» 数据行
· · ·

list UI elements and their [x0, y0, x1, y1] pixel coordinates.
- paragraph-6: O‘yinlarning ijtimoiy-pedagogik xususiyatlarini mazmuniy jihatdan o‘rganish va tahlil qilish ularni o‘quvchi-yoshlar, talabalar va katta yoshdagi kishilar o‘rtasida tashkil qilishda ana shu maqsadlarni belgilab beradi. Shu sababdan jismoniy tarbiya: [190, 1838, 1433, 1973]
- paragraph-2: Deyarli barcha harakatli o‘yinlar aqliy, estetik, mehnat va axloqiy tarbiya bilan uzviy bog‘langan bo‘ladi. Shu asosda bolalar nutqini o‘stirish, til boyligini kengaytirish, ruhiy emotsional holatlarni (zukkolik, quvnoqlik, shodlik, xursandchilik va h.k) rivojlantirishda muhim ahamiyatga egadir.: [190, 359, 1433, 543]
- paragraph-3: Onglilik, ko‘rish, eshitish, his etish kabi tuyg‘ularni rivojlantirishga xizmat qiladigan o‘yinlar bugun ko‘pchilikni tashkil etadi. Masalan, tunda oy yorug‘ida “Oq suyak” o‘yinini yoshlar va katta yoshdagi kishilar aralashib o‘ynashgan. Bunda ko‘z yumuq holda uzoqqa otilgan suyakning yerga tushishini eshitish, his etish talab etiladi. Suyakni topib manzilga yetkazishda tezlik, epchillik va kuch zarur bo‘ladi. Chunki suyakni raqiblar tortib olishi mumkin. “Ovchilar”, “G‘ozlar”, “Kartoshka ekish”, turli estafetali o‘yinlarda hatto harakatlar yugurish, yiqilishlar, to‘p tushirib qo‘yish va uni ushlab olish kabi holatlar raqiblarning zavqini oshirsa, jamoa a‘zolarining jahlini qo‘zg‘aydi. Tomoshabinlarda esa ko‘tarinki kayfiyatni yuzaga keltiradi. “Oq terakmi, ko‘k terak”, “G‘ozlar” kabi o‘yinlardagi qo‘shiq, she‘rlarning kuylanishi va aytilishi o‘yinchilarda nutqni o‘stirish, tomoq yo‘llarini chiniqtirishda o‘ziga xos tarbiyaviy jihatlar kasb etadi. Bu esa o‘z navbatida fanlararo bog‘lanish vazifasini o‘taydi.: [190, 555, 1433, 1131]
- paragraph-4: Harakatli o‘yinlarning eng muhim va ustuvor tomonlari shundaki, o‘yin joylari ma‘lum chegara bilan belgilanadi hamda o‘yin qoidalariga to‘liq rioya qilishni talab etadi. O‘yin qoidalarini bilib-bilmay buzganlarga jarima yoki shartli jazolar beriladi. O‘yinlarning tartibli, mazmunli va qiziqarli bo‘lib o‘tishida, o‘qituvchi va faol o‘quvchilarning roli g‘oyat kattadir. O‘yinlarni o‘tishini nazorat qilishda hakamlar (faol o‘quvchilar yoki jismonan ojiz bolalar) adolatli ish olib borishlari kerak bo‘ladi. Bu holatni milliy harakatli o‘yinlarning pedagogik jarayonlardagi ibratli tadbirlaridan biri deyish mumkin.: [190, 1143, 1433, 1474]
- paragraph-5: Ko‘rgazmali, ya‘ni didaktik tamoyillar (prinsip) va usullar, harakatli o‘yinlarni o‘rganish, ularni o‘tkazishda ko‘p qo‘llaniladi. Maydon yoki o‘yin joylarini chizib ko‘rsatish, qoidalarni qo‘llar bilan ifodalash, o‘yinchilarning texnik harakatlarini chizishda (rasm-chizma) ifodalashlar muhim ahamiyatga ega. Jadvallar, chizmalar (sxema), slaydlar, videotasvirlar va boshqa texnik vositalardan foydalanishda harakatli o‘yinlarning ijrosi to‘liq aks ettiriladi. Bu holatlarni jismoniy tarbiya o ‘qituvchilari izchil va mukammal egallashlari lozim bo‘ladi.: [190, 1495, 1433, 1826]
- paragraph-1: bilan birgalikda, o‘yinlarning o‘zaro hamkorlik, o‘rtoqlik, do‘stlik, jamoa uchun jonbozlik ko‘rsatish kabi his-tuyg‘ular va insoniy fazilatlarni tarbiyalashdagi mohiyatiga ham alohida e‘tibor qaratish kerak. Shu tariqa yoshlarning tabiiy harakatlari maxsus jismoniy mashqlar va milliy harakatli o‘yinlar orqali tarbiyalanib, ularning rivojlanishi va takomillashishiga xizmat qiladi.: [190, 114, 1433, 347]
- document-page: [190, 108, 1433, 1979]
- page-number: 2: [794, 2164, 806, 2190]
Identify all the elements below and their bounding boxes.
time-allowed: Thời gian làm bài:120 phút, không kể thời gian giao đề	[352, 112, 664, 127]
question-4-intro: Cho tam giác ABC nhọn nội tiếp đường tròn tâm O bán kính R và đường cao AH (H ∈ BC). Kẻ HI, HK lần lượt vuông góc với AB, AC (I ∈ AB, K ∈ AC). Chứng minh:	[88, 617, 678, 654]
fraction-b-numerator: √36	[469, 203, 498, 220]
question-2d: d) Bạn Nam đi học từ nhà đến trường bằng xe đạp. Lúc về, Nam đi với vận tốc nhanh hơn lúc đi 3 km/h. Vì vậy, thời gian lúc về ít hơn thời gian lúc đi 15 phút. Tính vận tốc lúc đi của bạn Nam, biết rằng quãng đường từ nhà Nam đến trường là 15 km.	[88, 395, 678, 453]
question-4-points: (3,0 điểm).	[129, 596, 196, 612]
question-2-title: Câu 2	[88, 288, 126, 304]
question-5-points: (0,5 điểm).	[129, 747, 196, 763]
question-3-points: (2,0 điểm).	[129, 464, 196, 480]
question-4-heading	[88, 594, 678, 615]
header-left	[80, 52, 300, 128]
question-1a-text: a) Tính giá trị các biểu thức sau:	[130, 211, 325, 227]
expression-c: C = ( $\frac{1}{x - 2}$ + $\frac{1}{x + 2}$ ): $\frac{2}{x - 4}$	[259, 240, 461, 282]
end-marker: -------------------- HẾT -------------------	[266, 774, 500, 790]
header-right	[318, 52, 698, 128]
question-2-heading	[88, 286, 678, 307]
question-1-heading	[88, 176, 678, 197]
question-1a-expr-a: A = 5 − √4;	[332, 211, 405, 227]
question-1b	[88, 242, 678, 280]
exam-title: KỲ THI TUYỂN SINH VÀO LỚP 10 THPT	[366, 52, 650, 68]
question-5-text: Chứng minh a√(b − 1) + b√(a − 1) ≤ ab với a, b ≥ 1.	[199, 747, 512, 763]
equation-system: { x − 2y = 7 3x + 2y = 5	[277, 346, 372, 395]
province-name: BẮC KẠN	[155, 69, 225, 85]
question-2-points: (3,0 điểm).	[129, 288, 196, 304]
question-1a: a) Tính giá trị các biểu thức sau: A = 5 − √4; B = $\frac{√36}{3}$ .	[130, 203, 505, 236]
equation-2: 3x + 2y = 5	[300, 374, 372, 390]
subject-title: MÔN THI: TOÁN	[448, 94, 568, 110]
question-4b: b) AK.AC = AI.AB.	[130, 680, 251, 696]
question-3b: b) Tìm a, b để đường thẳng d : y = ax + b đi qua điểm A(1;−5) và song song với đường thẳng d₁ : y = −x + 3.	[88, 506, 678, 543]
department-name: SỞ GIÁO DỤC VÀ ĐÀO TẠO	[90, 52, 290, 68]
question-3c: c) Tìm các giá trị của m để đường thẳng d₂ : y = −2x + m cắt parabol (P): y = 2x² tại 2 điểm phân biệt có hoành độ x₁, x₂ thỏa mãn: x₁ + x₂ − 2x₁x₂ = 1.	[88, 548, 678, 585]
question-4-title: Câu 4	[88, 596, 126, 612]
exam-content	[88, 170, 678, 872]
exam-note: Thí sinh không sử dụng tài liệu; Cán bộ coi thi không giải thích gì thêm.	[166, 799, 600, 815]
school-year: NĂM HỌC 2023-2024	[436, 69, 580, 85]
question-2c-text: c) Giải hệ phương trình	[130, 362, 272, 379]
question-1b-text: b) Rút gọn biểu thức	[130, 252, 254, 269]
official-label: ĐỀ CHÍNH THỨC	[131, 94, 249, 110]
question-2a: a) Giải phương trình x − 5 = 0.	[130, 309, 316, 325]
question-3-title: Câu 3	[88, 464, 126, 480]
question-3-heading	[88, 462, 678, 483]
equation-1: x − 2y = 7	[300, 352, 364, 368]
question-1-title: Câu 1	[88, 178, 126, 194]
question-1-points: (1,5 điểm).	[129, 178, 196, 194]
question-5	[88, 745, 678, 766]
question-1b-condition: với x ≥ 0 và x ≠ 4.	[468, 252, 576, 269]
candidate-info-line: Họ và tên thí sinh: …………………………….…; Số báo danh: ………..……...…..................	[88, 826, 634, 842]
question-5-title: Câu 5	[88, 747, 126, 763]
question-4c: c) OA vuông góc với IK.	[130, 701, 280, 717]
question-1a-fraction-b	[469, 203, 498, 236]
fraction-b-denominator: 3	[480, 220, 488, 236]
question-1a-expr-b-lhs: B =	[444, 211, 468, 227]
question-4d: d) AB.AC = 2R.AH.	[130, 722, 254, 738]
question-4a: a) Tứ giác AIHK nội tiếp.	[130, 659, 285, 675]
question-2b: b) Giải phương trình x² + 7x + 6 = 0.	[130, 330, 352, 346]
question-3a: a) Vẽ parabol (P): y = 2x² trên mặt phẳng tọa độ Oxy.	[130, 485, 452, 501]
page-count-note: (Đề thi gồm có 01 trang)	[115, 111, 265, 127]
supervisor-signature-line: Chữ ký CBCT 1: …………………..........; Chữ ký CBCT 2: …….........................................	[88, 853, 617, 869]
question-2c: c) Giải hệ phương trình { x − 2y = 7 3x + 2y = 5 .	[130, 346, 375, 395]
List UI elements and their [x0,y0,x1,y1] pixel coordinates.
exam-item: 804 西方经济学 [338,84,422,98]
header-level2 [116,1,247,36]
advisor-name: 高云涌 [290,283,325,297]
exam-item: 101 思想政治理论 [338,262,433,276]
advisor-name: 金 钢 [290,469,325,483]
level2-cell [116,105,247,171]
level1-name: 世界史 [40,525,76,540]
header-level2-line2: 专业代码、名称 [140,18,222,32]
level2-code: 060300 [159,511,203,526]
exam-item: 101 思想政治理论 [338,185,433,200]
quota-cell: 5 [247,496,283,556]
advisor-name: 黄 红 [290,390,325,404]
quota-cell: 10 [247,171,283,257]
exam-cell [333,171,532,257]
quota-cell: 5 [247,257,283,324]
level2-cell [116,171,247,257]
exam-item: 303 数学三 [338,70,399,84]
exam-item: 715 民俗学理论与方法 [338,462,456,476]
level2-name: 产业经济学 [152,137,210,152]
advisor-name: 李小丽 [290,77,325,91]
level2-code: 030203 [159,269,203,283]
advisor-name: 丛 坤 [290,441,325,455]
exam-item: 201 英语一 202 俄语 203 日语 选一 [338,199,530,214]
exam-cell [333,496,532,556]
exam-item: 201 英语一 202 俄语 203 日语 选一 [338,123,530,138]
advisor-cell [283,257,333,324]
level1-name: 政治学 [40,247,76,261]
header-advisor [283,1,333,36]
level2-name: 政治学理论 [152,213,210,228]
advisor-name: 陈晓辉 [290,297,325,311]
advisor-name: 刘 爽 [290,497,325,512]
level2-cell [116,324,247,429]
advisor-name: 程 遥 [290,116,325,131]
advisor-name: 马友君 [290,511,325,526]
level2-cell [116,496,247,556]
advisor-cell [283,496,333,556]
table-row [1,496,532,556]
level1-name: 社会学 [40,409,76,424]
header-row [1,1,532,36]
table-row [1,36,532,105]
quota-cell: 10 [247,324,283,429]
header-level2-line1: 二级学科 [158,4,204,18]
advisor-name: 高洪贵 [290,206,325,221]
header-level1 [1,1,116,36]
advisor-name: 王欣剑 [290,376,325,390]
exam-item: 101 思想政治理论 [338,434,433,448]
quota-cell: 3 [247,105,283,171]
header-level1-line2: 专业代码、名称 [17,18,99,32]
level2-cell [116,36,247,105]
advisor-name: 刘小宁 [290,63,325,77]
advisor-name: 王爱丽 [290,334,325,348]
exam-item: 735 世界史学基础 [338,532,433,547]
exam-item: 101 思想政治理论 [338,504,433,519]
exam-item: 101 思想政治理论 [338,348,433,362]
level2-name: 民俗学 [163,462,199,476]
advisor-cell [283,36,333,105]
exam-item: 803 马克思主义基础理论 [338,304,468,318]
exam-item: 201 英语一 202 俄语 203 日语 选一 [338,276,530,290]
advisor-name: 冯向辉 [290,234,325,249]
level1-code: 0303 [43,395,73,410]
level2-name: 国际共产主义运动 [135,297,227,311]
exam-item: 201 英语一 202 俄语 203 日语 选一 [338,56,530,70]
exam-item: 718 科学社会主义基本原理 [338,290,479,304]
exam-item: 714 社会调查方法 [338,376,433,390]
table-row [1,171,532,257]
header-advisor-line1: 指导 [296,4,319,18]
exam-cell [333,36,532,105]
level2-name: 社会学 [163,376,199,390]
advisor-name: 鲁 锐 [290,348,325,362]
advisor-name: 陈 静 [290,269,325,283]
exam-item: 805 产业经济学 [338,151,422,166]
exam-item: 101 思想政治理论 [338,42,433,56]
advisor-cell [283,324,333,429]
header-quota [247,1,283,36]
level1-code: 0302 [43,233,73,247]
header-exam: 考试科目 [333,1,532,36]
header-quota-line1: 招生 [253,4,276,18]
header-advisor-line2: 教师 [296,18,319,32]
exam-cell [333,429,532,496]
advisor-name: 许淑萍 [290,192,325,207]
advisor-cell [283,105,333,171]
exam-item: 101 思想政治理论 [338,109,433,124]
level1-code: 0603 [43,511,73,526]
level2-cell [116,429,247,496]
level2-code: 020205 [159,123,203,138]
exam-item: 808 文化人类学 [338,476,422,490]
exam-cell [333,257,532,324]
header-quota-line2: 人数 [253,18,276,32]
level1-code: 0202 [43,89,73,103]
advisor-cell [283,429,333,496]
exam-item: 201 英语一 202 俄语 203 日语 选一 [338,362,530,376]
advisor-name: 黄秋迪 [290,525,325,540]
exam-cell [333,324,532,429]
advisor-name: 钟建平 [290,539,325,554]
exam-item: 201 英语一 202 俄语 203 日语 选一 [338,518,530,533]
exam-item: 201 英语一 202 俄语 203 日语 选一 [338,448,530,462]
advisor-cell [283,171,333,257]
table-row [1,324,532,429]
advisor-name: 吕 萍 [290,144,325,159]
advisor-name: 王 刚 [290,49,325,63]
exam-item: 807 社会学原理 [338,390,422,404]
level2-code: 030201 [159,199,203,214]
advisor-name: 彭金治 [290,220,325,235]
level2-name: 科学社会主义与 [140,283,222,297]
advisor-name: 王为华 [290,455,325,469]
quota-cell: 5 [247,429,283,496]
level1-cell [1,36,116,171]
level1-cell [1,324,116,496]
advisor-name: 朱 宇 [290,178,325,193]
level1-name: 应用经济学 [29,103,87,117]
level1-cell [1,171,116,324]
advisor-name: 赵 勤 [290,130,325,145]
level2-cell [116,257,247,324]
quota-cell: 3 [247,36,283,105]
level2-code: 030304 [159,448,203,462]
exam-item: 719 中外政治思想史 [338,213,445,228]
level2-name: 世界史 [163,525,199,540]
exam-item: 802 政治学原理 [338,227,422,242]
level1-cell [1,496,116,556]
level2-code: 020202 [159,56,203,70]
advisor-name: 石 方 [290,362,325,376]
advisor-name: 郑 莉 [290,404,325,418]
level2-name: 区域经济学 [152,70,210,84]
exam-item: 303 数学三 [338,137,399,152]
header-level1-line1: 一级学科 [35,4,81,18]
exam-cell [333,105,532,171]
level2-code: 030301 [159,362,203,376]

· · ·

将上方数据自开头起直至包含“- paragraph-6: O‘yinlarning”的那一行为止逐字照录，首尾两行均须包括在内。

» 本题作答
list UI elements and their [x0, y0, x1, y1] pixel coordinates.
- paragraph-6: O‘yinlarning ijtimoiy-pedagogik xususiyatlarini mazmuniy jihatdan o‘rganish va tahlil qilish ularni o‘quvchi-yoshlar, talabalar va katta yoshdagi kishilar o‘rtasida tashkil qilishda ana shu maqsadlarni belgilab beradi. Shu sababdan jismoniy tarbiya: [190, 1838, 1433, 1973]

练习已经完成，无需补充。